Data entries:
= = = = = = =

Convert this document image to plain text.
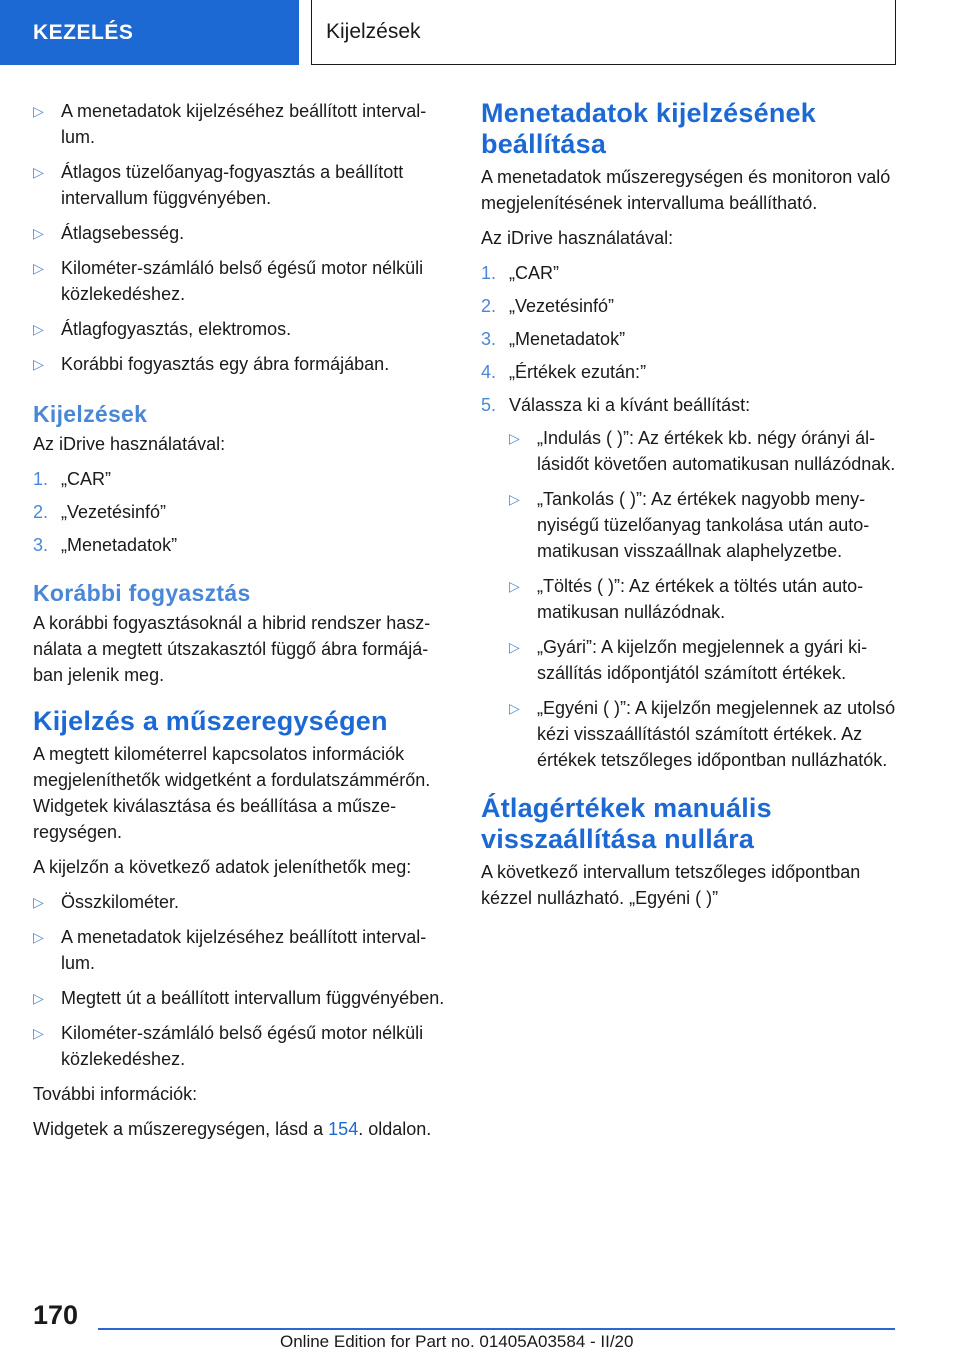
KEZELÉS	Kijelzések
▷ A menetadatok kijelzéséhez beállított intervallum.
▷ Átlagos tüzelőanyag-fogyasztás a beállított intervallum függvényében.
▷ Átlagsebesség.
▷ Kilométer-számláló belső égésű motor nélküli közlekedéshez.
▷ Átlagfogyasztás, elektromos.
▷ Korábbi fogyasztás egy ábra formájában.
Kijelzések
Az iDrive használatával:
1. „CAR”
2. „Vezetésinfó”
3. „Menetadatok”
Korábbi fogyasztás
A korábbi fogyasztásoknál a hibrid rendszer használata a megtett útszakasztól függő ábra formájában jelenik meg.
Kijelzés a műszeregységen
A megtett kilométerrel kapcsolatos információk megjeleníthetők widgetként a fordulatszámmérőn. Widgetek kiválasztása és beállítása a műszeregységen.
A kijelzőn a következő adatok jeleníthetők meg:
▷ Összkilométer.
▷ A menetadatok kijelzéséhez beállított intervallum.
▷ Megtett út a beállított intervallum függvényében.
▷ Kilométer-számláló belső égésű motor nélküli közlekedéshez.
További információk:
Widgetek a műszeregységen, lásd a 154. oldalon.
Menetadatok kijelzésének beállítása
A menetadatok műszeregységen és monitoron való megjelenítésének intervalluma beállítható.
Az iDrive használatával:
1. „CAR”
2. „Vezetésinfó”
3. „Menetadatok”
4. „Értékek ezután:”
5. Válassza ki a kívánt beállítást:
▷ „Indulás ( )”: Az értékek kb. négy órányi állásidőt követően automatikusan nullázódnak.
▷ „Tankolás ( )”: Az értékek nagyobb menynyiségű tüzelőanyag tankolása után automatikusan visszaállnak alaphelyzetbe.
▷ „Töltés ( )”: Az értékek a töltés után automatikusan nullázódnak.
▷ „Gyári”: A kijelzőn megjelennek a gyári kiszállítás időpontjától számított értékek.
▷ „Egyéni ( )”: A kijelzőn megjelennek az utolsó kézi visszaállítástól számított értékek. Az értékek tetszőleges időpontban nullázhatók.
Átlagértékek manuális visszaállítása nullára
A következő intervallum tetszőleges időpontban kézzel nullázható. „Egyéni ( )”
170
Online Edition for Part no. 01405A03584 - II/20
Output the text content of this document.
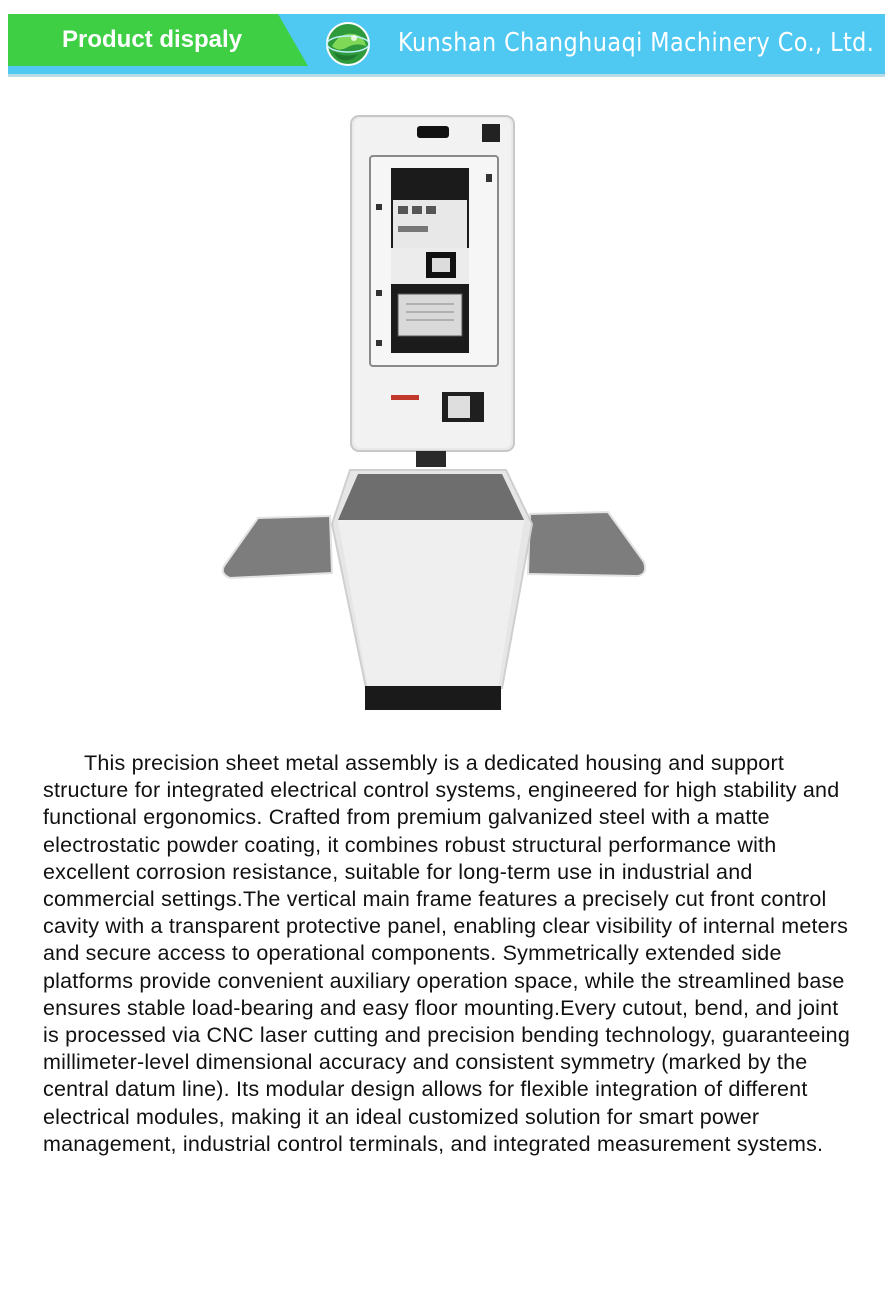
Product dispaly	Kunshan Changhuaqi Machinery Co., Ltd.

This precision sheet metal assembly is a dedicated housing and support structure for integrated electrical control systems, engineered for high stability and functional ergonomics. Crafted from premium galvanized steel with a matte electrostatic powder coating, it combines robust structural performance with excellent corrosion resistance, suitable for long-term use in industrial and commercial settings.The vertical main frame features a precisely cut front control cavity with a transparent protective panel, enabling clear visibility of internal meters and secure access to operational components. Symmetrically extended side platforms provide convenient auxiliary operation space, while the streamlined base ensures stable load-bearing and easy floor mounting.Every cutout, bend, and joint is processed via CNC laser cutting and precision bending technology, guaranteeing millimeter-level dimensional accuracy and consistent symmetry (marked by the central datum line). Its modular design allows for flexible integration of different electrical modules, making it an ideal customized solution for smart power management, industrial control terminals, and integrated measurement systems.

= = = = = = =

Copy out every line of the listing that contains the string "információk".

A megtett kilométerrel kapcsolatos információk megjeleníthetők widgetként a fordulatszámmérőn. Widgetek kiválasztása és beállítása a műszeregységen.
További információk:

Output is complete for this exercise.